Your objective: Work through the data and report how many lines include the string "color", giving the number alone.

Records provided:
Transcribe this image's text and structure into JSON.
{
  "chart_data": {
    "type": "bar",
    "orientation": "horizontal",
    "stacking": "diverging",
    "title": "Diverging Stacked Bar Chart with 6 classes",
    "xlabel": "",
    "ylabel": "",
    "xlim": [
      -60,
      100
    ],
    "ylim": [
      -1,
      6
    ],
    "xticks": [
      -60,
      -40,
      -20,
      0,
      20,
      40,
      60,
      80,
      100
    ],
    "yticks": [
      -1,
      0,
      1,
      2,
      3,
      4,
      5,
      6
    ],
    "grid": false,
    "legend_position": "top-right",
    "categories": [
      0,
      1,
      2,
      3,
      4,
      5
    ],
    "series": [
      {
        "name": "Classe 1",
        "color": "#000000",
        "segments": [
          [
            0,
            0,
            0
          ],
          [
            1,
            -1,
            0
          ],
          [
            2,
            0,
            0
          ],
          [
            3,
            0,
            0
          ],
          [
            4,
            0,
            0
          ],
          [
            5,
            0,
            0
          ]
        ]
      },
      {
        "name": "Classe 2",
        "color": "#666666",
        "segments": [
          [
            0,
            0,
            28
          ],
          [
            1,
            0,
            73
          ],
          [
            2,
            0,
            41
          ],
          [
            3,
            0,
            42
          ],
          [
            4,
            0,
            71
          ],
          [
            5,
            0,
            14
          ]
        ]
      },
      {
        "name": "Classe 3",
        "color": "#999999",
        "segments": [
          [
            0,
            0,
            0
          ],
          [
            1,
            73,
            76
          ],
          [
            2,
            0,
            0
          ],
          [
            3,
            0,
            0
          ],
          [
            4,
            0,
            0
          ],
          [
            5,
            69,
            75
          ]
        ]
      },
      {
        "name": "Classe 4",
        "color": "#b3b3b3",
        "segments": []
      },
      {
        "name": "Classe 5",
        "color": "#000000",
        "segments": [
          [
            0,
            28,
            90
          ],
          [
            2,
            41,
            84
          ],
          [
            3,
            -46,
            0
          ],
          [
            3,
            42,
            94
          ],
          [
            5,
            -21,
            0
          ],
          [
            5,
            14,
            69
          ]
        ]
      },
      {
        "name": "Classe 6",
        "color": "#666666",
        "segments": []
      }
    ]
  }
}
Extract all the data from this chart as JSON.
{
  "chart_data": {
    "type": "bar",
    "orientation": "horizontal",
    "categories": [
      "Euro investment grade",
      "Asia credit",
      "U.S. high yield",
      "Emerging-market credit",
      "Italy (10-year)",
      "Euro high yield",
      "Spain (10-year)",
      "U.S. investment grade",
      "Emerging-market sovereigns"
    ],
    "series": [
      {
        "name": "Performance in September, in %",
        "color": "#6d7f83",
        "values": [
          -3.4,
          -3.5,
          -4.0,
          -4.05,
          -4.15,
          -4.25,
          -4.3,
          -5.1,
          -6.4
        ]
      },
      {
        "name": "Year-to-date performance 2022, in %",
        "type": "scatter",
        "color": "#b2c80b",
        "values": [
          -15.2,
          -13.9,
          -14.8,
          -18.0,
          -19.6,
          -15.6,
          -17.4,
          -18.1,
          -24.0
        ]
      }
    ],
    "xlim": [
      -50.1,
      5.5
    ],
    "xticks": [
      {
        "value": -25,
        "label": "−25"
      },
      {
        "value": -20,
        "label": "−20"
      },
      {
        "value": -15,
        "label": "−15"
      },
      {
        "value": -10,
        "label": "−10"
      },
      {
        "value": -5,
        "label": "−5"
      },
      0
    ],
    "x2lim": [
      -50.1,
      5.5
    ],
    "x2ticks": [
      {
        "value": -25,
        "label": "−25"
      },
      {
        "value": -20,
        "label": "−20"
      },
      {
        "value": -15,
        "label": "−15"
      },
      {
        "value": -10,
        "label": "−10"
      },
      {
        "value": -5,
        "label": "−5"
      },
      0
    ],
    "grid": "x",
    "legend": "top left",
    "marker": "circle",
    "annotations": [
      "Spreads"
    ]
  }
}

Output of the task: 8